◆ **PROBLEM**
All entries must be extracted exactly, with nothing added or dropped.

◆ **PROVIDED ENTRIES**
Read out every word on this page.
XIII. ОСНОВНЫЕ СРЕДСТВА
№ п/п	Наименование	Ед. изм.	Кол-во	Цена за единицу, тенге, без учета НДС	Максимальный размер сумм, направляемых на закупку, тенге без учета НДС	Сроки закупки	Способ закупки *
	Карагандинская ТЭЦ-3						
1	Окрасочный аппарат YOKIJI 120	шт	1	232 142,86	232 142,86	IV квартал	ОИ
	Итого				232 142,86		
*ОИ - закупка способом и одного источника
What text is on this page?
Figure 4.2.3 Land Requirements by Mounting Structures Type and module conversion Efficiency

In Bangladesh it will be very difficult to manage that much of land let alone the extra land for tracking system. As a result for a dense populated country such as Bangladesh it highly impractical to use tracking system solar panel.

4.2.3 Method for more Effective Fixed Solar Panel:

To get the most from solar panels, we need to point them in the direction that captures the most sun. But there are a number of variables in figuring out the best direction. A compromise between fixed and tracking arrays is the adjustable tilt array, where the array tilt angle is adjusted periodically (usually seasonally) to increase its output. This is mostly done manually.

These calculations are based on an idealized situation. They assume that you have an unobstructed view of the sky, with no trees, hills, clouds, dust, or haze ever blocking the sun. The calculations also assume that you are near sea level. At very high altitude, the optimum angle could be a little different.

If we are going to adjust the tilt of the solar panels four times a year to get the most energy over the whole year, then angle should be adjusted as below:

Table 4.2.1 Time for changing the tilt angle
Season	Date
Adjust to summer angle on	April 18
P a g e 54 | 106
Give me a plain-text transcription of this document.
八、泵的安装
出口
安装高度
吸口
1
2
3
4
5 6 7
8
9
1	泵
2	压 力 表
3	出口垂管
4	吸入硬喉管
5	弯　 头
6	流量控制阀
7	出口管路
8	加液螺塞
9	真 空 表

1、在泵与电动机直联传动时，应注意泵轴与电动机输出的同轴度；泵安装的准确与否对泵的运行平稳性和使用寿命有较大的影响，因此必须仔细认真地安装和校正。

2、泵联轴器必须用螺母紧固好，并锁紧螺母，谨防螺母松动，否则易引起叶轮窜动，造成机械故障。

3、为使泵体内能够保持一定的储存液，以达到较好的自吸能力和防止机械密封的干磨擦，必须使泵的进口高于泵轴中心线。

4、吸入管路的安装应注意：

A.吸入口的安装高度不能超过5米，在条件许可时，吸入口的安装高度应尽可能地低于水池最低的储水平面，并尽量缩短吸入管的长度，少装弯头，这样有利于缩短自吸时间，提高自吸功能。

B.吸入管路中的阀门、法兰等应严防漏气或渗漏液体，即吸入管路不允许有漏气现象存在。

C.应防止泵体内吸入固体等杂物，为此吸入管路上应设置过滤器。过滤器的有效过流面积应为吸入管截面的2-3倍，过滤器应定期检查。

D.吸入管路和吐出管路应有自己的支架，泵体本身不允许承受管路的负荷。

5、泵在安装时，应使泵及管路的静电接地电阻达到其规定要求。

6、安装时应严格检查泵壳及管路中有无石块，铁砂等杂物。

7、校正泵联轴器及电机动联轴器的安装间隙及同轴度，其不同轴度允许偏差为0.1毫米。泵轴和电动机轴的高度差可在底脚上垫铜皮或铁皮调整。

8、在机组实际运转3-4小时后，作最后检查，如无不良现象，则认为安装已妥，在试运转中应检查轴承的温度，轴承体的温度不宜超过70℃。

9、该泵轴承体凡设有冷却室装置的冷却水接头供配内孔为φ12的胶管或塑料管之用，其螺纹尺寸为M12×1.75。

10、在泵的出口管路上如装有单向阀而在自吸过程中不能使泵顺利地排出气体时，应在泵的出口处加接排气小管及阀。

◆ **RESPONSE**
Read out every word on this page.
XIII. ОСНОВНЫЕ СРЕДСТВА
№ п/п	Наименование	Ед. изм.	Кол-во	Цена за единицу, тенге, без учета НДС	Максимальный размер сумм, направляемых на закупку, тенге без учета НДС	Сроки закупки	Способ закупки *
	Карагандинская ТЭЦ-3						
1	Окрасочный аппарат YOKIJI 120	шт	1	232 142,86	232 142,86	IV квартал	ОИ
	Итого				232 142,86		
*ОИ - закупка способом и одного источника
What text is on this page?
Figure 4.2.3 Land Requirements by Mounting Structures Type and module conversion Efficiency

In Bangladesh it will be very difficult to manage that much of land let alone the extra land for tracking system. As a result for a dense populated country such as Bangladesh it highly impractical to use tracking system solar panel.

4.2.3 Method for more Effective Fixed Solar Panel:

To get the most from solar panels, we need to point them in the direction that captures the most sun. But there are a number of variables in figuring out the best direction. A compromise between fixed and tracking arrays is the adjustable tilt array, where the array tilt angle is adjusted periodically (usually seasonally) to increase its output. This is mostly done manually.

These calculations are based on an idealized situation. They assume that you have an unobstructed view of the sky, with no trees, hills, clouds, dust, or haze ever blocking the sun. The calculations also assume that you are near sea level. At very high altitude, the optimum angle could be a little different.

If we are going to adjust the tilt of the solar panels four times a year to get the most energy over the whole year, then angle should be adjusted as below:

Table 4.2.1 Time for changing the tilt angle
Season	Date
Adjust to summer angle on	April 18
P a g e 54 | 106
Give me a plain-text transcription of this document.
八、泵的安装
出口
安装高度
吸口
1
2
3
4
5 6 7
8
9
1	泵
2	压 力 表
3	出口垂管
4	吸入硬喉管
5	弯　 头
6	流量控制阀
7	出口管路
8	加液螺塞
9	真 空 表

1、在泵与电动机直联传动时，应注意泵轴与电动机输出的同轴度；泵安装的准确与否对泵的运行平稳性和使用寿命有较大的影响，因此必须仔细认真地安装和校正。

2、泵联轴器必须用螺母紧固好，并锁紧螺母，谨防螺母松动，否则易引起叶轮窜动，造成机械故障。

3、为使泵体内能够保持一定的储存液，以达到较好的自吸能力和防止机械密封的干磨擦，必须使泵的进口高于泵轴中心线。

4、吸入管路的安装应注意：

A.吸入口的安装高度不能超过5米，在条件许可时，吸入口的安装高度应尽可能地低于水池最低的储水平面，并尽量缩短吸入管的长度，少装弯头，这样有利于缩短自吸时间，提高自吸功能。

B.吸入管路中的阀门、法兰等应严防漏气或渗漏液体，即吸入管路不允许有漏气现象存在。

C.应防止泵体内吸入固体等杂物，为此吸入管路上应设置过滤器。过滤器的有效过流面积应为吸入管截面的2-3倍，过滤器应定期检查。

D.吸入管路和吐出管路应有自己的支架，泵体本身不允许承受管路的负荷。

5、泵在安装时，应使泵及管路的静电接地电阻达到其规定要求。

6、安装时应严格检查泵壳及管路中有无石块，铁砂等杂物。

7、校正泵联轴器及电机动联轴器的安装间隙及同轴度，其不同轴度允许偏差为0.1毫米。泵轴和电动机轴的高度差可在底脚上垫铜皮或铁皮调整。

8、在机组实际运转3-4小时后，作最后检查，如无不良现象，则认为安装已妥，在试运转中应检查轴承的温度，轴承体的温度不宜超过70℃。

9、该泵轴承体凡设有冷却室装置的冷却水接头供配内孔为φ12的胶管或塑料管之用，其螺纹尺寸为M12×1.75。

10、在泵的出口管路上如装有单向阀而在自吸过程中不能使泵顺利地排出气体时，应在泵的出口处加接排气小管及阀。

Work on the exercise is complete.